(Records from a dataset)
::::
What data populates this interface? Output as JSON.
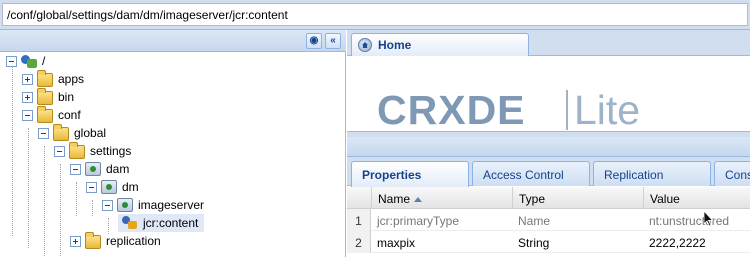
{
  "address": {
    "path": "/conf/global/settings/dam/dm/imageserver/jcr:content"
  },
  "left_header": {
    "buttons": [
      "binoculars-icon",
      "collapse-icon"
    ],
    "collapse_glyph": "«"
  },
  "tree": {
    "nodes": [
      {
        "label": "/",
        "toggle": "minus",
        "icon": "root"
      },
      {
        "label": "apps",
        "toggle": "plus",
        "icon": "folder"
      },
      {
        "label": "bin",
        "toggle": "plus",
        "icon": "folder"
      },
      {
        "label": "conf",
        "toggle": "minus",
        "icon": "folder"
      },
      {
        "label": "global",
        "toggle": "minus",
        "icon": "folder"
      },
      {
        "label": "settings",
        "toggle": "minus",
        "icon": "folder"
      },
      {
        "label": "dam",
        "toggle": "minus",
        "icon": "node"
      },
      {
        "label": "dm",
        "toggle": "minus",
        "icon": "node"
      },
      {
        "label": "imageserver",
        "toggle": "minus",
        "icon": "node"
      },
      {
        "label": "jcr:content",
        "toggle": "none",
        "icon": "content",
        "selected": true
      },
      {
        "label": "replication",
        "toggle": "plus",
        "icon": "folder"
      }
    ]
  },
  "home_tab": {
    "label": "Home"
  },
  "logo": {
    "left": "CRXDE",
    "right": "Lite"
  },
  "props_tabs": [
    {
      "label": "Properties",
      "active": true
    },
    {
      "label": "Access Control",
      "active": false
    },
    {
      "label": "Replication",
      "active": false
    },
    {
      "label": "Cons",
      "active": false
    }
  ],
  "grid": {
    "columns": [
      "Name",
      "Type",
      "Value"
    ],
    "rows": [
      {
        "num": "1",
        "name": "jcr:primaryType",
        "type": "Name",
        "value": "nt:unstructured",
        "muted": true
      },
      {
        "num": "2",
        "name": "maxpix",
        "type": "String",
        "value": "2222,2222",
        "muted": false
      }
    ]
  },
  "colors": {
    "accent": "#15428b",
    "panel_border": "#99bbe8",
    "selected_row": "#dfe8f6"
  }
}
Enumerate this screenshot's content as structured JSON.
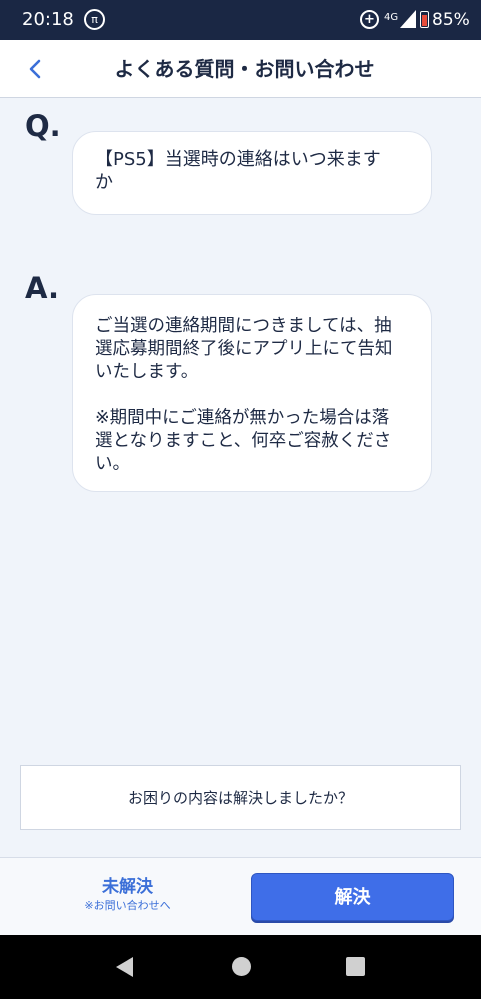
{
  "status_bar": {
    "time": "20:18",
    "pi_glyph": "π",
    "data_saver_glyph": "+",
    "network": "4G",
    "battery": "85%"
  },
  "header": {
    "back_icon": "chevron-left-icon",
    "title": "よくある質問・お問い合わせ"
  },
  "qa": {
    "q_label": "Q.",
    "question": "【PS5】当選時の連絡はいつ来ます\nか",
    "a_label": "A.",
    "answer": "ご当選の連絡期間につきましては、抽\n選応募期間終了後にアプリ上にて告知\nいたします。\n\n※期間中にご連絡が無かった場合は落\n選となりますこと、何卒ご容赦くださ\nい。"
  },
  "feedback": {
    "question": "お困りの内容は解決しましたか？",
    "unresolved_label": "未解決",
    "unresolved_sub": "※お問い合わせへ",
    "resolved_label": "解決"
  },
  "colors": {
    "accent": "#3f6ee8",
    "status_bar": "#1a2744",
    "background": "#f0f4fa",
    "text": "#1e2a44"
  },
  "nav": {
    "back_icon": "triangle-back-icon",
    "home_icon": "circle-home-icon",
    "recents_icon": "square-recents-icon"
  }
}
::::
▶ [Do this]:
The lines to collect are those holding the string "settings"; copy them all.

▶ [Finished task]:
    "path": "/conf/global/settings/dam/dm/imageserver/jcr:content"
        "label": "settings",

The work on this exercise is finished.